Search the material below for the string "Fast" and list each line that holds it.

## Provided records:
▬▬▬

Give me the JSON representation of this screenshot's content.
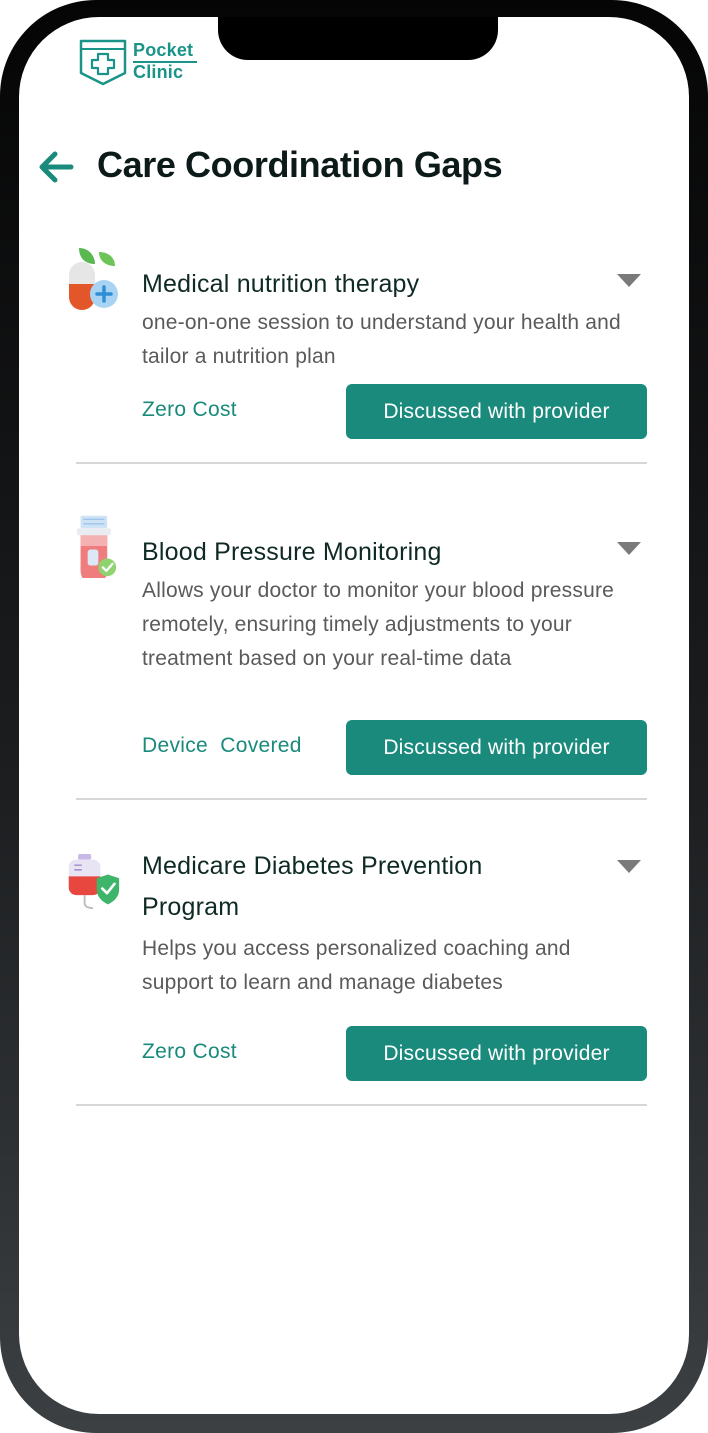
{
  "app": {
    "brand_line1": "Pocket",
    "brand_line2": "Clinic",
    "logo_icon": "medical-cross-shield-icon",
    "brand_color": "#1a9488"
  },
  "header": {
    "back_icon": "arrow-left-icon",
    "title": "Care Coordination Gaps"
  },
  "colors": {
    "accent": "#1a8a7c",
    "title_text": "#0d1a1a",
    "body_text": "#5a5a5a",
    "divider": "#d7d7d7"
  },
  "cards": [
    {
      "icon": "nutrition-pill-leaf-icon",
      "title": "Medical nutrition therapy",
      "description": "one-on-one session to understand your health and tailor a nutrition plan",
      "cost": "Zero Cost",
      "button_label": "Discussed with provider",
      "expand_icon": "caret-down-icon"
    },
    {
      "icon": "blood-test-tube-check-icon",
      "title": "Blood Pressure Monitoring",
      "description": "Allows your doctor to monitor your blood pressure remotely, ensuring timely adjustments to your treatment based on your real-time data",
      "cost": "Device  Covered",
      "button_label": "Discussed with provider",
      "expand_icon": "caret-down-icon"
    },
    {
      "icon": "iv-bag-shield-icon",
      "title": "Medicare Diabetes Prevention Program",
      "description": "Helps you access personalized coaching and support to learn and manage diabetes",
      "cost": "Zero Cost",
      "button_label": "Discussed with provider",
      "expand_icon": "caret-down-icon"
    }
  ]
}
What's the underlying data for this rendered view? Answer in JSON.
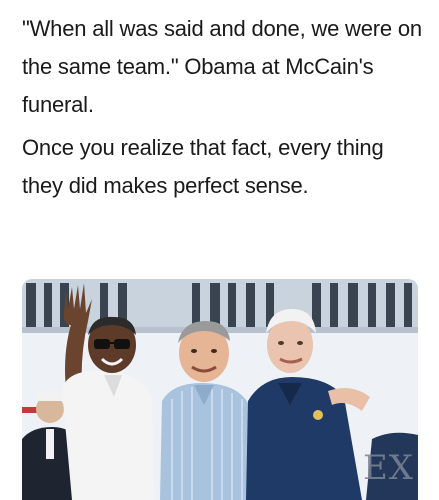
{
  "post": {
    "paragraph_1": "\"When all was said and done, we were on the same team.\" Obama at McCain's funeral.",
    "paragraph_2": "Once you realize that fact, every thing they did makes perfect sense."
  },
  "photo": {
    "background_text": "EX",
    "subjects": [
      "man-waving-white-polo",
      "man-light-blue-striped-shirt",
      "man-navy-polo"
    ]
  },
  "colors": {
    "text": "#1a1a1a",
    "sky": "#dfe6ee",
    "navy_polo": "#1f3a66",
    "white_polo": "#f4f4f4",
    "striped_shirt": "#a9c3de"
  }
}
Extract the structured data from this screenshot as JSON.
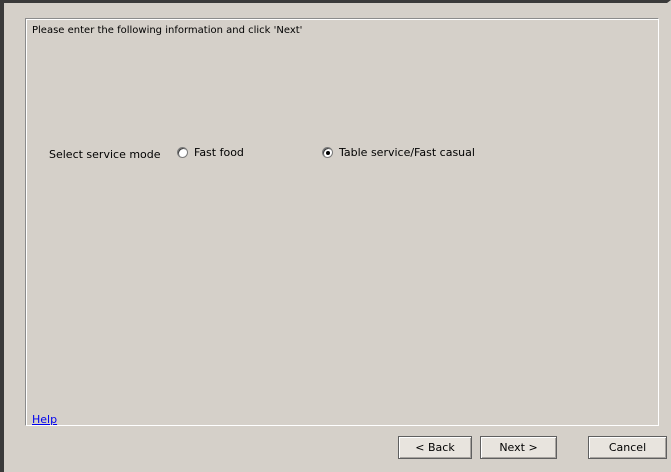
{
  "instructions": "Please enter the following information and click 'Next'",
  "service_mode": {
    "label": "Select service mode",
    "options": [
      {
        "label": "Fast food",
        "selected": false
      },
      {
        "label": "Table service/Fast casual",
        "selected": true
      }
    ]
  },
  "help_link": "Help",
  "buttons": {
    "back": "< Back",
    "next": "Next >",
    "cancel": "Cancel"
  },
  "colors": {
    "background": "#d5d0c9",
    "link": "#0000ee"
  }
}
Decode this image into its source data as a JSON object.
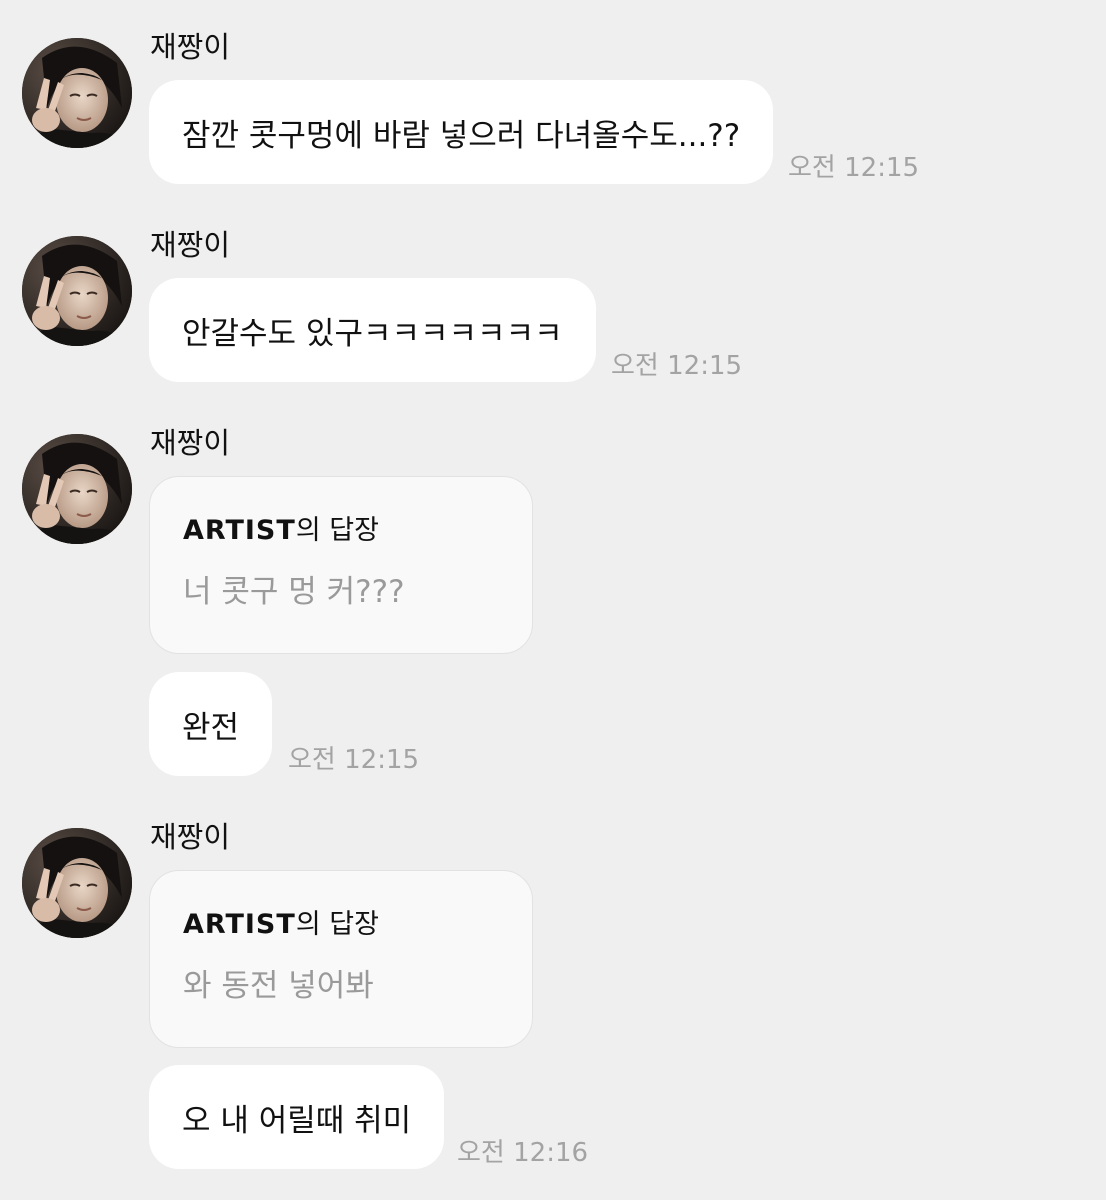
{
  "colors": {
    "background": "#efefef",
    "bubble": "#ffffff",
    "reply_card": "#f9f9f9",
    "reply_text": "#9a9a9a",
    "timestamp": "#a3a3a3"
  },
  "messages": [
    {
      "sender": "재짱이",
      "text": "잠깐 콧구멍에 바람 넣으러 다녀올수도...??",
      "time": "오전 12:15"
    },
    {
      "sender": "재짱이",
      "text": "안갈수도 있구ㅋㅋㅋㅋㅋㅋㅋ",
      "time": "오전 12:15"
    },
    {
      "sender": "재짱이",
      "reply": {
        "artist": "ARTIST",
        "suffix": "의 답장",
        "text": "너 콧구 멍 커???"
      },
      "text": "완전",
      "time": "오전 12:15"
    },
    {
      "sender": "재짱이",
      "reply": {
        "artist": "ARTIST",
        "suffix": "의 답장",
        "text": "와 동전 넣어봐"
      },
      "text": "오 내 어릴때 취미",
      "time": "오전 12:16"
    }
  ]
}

▬▬▬

## Reply to the exercise:
        "label": "Fast food",
        "label": "Table service/Fast casual",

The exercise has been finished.